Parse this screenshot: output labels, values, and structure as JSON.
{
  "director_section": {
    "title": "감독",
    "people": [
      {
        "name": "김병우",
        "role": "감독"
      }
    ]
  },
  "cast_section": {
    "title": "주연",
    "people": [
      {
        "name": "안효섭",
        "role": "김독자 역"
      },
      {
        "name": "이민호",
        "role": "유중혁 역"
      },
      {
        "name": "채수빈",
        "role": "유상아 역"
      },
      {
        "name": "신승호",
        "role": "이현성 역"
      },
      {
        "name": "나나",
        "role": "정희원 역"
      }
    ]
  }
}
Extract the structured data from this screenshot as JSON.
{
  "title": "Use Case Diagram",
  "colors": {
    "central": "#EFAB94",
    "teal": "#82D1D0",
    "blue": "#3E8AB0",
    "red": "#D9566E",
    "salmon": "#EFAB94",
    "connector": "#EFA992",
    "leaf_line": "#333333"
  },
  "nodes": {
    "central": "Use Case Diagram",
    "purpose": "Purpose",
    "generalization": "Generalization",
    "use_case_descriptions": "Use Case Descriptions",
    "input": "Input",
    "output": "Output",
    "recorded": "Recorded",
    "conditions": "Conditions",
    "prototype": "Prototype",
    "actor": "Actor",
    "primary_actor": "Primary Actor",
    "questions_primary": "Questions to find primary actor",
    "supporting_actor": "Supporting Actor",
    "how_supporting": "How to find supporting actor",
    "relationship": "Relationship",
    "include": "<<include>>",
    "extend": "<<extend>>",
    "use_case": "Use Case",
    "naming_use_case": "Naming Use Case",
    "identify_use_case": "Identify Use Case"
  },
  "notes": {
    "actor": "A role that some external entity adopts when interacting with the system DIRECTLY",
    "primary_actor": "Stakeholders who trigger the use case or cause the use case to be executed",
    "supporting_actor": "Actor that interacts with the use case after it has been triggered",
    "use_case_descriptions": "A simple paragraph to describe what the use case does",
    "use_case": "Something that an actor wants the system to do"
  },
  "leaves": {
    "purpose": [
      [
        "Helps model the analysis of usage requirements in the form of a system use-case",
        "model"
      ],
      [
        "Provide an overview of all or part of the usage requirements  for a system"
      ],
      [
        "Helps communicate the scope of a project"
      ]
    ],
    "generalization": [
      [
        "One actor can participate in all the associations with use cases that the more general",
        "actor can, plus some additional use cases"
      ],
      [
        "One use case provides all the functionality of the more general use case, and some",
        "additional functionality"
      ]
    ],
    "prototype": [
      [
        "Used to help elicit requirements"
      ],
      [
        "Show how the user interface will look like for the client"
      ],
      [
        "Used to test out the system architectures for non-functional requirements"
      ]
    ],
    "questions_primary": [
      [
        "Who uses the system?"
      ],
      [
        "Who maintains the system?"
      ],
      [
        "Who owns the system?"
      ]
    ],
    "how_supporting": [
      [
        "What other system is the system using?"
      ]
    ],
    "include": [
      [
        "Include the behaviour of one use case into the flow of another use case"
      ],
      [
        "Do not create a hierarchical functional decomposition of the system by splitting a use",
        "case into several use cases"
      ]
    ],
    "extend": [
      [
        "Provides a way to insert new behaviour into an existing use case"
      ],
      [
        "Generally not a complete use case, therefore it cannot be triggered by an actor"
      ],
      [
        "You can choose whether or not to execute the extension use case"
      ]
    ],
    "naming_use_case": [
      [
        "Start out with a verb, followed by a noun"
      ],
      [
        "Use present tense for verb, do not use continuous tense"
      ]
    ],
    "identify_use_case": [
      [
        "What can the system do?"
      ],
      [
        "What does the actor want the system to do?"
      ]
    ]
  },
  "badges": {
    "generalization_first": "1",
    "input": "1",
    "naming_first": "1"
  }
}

________

### Problem requirements
Scan the material above. Copy each line that holds the word "more".

### Answer to the exercise
        "One actor can participate in all the associations with use cases that the more general",
        "One use case provides all the functionality of the more general use case, and some",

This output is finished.